Jonathan Broughton, director of research at PlumResearch, delivered a keynote presentation on fiction and audience discovery at CONECTA in Mallorca, highlighting the streamer shift from a subscriber-acquisition mindset to a retention one.
Although global subscriber figures still appear healthy, net additions continue to decline steadily year after year. “Streaming services are maturing,” said Broughton. “They are no longer in the frantic growth mode they were in five or six years ago. That puts them today in a very strange position as they evolve from that past growth into this new mature model, and that is affecting their behavior.”
This scenario is forcing platforms to abandon the logic of “growth and marketing at any cost” in favor of “a more sustainable economic model.” Broughton defined this new logic as “subscriber management,” a concept that, he said, is completely transforming the strategic role of content within platforms.
“Content stops being simply an acquisition tool or a major commercial bet and becomes a sustainable retention infrastructure,” he said. For Broughton, streaming is moving away from mass programming toward far more specific, personalized, and niche-driven offerings. “For audiences, this transition means moving from mass programming toward something more targeted to them, something more niche, more specialized, perhaps more personal… a movement away from the search for the next big blockbuster toward understanding what is truly important to audiences within the platform,” he added.
According to Broughton, while traditional television operated under a “one-to-many” logic, streaming functions as a complex “many-to-many” network, where different layers of content fulfill completely different roles within the platform ecosystem. The “event layer” is made up of sports and major blockbusters designed to attract users; the “prestige layer” is aimed at building brand value; and the “habitual consumption layer” is the true engine of streaming stability. “It’s not necessarily the best content,” he emphasized. “It’s not content that has won many awards. It’s not even particularly new, but this is where most consumption happens… in this habit layer made up of older content.” According to Broughton, a large portion of platform consumption revolves around catalog titles, familiar series, and recurring programs that rarely generate public conversation or critical recognition.

DATASET RECORDS —
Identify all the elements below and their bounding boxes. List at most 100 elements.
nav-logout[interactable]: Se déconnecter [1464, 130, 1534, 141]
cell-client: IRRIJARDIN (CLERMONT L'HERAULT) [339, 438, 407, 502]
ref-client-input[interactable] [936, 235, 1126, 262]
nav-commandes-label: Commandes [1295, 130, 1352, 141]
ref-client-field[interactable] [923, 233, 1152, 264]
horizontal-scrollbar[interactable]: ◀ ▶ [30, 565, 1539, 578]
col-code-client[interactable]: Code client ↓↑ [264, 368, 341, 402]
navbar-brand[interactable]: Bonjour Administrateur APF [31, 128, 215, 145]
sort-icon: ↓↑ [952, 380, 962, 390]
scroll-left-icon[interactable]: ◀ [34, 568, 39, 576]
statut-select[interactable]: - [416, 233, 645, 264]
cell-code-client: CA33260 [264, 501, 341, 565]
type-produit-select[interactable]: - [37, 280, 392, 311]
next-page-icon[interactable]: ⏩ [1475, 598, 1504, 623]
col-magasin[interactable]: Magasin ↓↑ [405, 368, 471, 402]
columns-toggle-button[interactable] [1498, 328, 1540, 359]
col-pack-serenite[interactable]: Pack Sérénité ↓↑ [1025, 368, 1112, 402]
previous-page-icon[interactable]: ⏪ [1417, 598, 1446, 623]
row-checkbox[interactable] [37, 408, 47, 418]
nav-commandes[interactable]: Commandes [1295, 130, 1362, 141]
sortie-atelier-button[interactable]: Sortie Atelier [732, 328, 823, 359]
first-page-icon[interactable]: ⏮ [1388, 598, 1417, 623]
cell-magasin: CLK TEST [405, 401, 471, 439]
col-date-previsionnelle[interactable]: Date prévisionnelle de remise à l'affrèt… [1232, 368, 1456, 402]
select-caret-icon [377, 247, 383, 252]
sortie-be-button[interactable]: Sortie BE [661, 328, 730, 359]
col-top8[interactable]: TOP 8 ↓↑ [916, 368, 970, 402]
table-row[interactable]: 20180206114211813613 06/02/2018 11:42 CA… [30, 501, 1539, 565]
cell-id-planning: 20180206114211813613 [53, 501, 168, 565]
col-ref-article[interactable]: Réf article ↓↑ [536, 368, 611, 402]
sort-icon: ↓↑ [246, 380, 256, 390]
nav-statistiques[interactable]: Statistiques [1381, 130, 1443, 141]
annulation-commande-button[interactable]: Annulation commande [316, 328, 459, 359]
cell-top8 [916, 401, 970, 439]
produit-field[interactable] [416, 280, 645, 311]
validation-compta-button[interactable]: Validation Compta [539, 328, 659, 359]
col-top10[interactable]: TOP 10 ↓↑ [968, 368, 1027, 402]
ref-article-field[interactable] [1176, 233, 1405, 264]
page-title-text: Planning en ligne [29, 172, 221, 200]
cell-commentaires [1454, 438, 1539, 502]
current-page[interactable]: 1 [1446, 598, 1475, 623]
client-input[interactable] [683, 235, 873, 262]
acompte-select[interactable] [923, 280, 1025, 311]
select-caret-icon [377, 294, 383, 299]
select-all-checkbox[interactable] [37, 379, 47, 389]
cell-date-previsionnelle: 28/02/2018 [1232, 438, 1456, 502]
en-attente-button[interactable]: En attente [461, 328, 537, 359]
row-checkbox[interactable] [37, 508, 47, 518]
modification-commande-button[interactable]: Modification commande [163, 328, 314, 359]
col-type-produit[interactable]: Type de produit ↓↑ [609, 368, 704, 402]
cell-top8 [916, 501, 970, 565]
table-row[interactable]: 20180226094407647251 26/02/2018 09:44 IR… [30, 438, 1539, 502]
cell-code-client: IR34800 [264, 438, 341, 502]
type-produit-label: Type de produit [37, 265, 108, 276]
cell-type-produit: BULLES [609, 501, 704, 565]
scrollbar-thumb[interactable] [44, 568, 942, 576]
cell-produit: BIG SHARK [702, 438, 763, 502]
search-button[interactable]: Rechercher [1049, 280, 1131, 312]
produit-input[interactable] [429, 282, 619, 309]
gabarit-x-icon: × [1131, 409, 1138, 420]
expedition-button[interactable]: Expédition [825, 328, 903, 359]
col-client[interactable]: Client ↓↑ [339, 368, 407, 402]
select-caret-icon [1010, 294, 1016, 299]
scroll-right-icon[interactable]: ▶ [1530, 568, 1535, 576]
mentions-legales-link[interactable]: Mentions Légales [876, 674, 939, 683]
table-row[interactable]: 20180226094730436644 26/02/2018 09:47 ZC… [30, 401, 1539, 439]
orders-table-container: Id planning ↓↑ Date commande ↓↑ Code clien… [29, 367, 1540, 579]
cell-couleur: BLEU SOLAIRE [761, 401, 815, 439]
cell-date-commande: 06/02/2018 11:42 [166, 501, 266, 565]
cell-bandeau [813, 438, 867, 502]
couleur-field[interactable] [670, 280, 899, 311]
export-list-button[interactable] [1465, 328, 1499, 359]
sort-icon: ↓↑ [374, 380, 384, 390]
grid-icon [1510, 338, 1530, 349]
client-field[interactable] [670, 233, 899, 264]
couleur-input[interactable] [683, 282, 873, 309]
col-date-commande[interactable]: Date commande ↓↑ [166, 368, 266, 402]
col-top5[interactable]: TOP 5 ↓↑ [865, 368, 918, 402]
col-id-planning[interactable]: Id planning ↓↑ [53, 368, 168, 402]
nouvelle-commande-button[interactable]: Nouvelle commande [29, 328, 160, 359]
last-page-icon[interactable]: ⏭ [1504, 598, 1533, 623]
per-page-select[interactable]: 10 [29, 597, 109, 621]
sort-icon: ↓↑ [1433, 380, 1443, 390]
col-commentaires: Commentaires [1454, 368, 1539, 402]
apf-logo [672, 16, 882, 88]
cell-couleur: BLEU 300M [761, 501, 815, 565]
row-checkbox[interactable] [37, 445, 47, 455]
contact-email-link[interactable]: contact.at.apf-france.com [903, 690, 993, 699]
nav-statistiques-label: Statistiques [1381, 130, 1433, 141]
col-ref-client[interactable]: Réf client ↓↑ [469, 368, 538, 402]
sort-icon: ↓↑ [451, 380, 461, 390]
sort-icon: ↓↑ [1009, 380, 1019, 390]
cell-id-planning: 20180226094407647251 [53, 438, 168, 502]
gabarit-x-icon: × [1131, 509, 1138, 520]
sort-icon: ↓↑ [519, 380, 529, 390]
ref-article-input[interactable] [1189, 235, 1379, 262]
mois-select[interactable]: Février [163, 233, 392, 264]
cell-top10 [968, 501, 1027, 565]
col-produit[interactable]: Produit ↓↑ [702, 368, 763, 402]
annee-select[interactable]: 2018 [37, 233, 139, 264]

WORK INSTRUCTIONS —
In the article on Broughton's CONECTA keynote, which content layer did he call the true engine of streaming stability? The rows were drawn from a different source than the article.

RESPONSE FOR THIS EXERCISE —
The "habitual consumption layer."